### Excerpted records
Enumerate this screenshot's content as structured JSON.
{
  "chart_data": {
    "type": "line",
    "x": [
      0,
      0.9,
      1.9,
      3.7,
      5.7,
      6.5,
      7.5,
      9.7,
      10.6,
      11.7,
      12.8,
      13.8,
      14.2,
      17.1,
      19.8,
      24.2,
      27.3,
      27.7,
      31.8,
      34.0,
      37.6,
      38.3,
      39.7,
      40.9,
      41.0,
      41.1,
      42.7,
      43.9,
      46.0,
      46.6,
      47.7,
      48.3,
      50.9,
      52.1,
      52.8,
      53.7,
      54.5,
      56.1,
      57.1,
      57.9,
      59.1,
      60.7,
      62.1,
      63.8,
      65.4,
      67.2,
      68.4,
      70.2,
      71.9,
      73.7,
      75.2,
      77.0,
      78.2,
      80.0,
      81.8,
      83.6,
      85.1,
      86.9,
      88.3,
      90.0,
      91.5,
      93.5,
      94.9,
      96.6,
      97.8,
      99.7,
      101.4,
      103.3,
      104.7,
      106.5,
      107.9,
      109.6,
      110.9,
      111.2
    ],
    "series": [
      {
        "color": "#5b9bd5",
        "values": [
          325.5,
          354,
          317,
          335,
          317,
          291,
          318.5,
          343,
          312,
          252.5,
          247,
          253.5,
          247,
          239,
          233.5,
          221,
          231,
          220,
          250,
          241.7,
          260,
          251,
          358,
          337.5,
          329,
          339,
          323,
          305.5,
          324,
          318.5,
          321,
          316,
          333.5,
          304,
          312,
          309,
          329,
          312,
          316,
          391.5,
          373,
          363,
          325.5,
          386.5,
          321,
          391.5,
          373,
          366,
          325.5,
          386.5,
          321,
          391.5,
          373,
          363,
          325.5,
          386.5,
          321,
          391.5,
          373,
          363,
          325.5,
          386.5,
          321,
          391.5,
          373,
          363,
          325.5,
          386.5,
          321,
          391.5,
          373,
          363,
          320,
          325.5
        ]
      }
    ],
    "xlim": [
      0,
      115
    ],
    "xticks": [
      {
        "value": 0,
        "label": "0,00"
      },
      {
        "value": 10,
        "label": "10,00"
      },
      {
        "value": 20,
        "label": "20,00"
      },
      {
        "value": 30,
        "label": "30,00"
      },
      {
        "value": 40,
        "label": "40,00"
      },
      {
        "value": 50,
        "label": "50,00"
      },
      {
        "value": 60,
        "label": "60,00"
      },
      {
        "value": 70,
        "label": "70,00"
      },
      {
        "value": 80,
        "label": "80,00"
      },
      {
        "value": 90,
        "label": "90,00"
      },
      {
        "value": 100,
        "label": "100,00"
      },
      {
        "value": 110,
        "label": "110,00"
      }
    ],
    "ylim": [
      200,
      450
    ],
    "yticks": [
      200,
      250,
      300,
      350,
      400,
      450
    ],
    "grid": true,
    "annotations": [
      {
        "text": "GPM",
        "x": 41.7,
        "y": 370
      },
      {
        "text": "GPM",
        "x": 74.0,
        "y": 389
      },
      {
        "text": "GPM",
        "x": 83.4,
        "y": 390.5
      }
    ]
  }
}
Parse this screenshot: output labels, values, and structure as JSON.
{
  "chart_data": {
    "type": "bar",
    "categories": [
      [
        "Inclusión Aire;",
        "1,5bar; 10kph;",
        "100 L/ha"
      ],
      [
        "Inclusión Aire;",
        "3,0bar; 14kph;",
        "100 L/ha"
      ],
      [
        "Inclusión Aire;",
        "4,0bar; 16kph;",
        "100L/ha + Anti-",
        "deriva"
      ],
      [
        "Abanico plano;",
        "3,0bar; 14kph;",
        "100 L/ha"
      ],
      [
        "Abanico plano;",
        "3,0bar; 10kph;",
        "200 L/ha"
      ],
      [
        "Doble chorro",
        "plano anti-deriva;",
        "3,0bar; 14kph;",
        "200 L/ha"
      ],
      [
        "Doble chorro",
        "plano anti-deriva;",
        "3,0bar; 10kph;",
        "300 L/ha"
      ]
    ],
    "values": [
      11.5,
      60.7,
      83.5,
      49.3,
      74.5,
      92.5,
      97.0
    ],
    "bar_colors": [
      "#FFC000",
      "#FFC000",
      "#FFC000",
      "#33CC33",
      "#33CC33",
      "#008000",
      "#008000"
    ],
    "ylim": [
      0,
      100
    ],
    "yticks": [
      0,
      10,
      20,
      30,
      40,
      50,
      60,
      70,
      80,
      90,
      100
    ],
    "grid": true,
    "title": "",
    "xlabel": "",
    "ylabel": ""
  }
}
######
What the exercise asks: In full and verbatim, repeat the records given above.

Answer to this task:
Enumerate this screenshot's content as structured JSON.
{
  "chart_data": {
    "type": "line",
    "x": [
      0,
      0.9,
      1.9,
      3.7,
      5.7,
      6.5,
      7.5,
      9.7,
      10.6,
      11.7,
      12.8,
      13.8,
      14.2,
      17.1,
      19.8,
      24.2,
      27.3,
      27.7,
      31.8,
      34.0,
      37.6,
      38.3,
      39.7,
      40.9,
      41.0,
      41.1,
      42.7,
      43.9,
      46.0,
      46.6,
      47.7,
      48.3,
      50.9,
      52.1,
      52.8,
      53.7,
      54.5,
      56.1,
      57.1,
      57.9,
      59.1,
      60.7,
      62.1,
      63.8,
      65.4,
      67.2,
      68.4,
      70.2,
      71.9,
      73.7,
      75.2,
      77.0,
      78.2,
      80.0,
      81.8,
      83.6,
      85.1,
      86.9,
      88.3,
      90.0,
      91.5,
      93.5,
      94.9,
      96.6,
      97.8,
      99.7,
      101.4,
      103.3,
      104.7,
      106.5,
      107.9,
      109.6,
      110.9,
      111.2
    ],
    "series": [
      {
        "color": "#5b9bd5",
        "values": [
          325.5,
          354,
          317,
          335,
          317,
          291,
          318.5,
          343,
          312,
          252.5,
          247,
          253.5,
          247,
          239,
          233.5,
          221,
          231,
          220,
          250,
          241.7,
          260,
          251,
          358,
          337.5,
          329,
          339,
          323,
          305.5,
          324,
          318.5,
          321,
          316,
          333.5,
          304,
          312,
          309,
          329,
          312,
          316,
          391.5,
          373,
          363,
          325.5,
          386.5,
          321,
          391.5,
          373,
          366,
          325.5,
          386.5,
          321,
          391.5,
          373,
          363,
          325.5,
          386.5,
          321,
          391.5,
          373,
          363,
          325.5,
          386.5,
          321,
          391.5,
          373,
          363,
          325.5,
          386.5,
          321,
          391.5,
          373,
          363,
          320,
          325.5
        ]
      }
    ],
    "xlim": [
      0,
      115
    ],
    "xticks": [
      {
        "value": 0,
        "label": "0,00"
      },
      {
        "value": 10,
        "label": "10,00"
      },
      {
        "value": 20,
        "label": "20,00"
      },
      {
        "value": 30,
        "label": "30,00"
      },
      {
        "value": 40,
        "label": "40,00"
      },
      {
        "value": 50,
        "label": "50,00"
      },
      {
        "value": 60,
        "label": "60,00"
      },
      {
        "value": 70,
        "label": "70,00"
      },
      {
        "value": 80,
        "label": "80,00"
      },
      {
        "value": 90,
        "label": "90,00"
      },
      {
        "value": 100,
        "label": "100,00"
      },
      {
        "value": 110,
        "label": "110,00"
      }
    ],
    "ylim": [
      200,
      450
    ],
    "yticks": [
      200,
      250,
      300,
      350,
      400,
      450
    ],
    "grid": true,
    "annotations": [
      {
        "text": "GPM",
        "x": 41.7,
        "y": 370
      },
      {
        "text": "GPM",
        "x": 74.0,
        "y": 389
      },
      {
        "text": "GPM",
        "x": 83.4,
        "y": 390.5
      }
    ]
  }
}
Parse this screenshot: output labels, values, and structure as JSON.
{
  "chart_data": {
    "type": "bar",
    "categories": [
      [
        "Inclusión Aire;",
        "1,5bar; 10kph;",
        "100 L/ha"
      ],
      [
        "Inclusión Aire;",
        "3,0bar; 14kph;",
        "100 L/ha"
      ],
      [
        "Inclusión Aire;",
        "4,0bar; 16kph;",
        "100L/ha + Anti-",
        "deriva"
      ],
      [
        "Abanico plano;",
        "3,0bar; 14kph;",
        "100 L/ha"
      ],
      [
        "Abanico plano;",
        "3,0bar; 10kph;",
        "200 L/ha"
      ],
      [
        "Doble chorro",
        "plano anti-deriva;",
        "3,0bar; 14kph;",
        "200 L/ha"
      ],
      [
        "Doble chorro",
        "plano anti-deriva;",
        "3,0bar; 10kph;",
        "300 L/ha"
      ]
    ],
    "values": [
      11.5,
      60.7,
      83.5,
      49.3,
      74.5,
      92.5,
      97.0
    ],
    "bar_colors": [
      "#FFC000",
      "#FFC000",
      "#FFC000",
      "#33CC33",
      "#33CC33",
      "#008000",
      "#008000"
    ],
    "ylim": [
      0,
      100
    ],
    "yticks": [
      0,
      10,
      20,
      30,
      40,
      50,
      60,
      70,
      80,
      90,
      100
    ],
    "grid": true,
    "title": "",
    "xlabel": "",
    "ylabel": ""
  }
}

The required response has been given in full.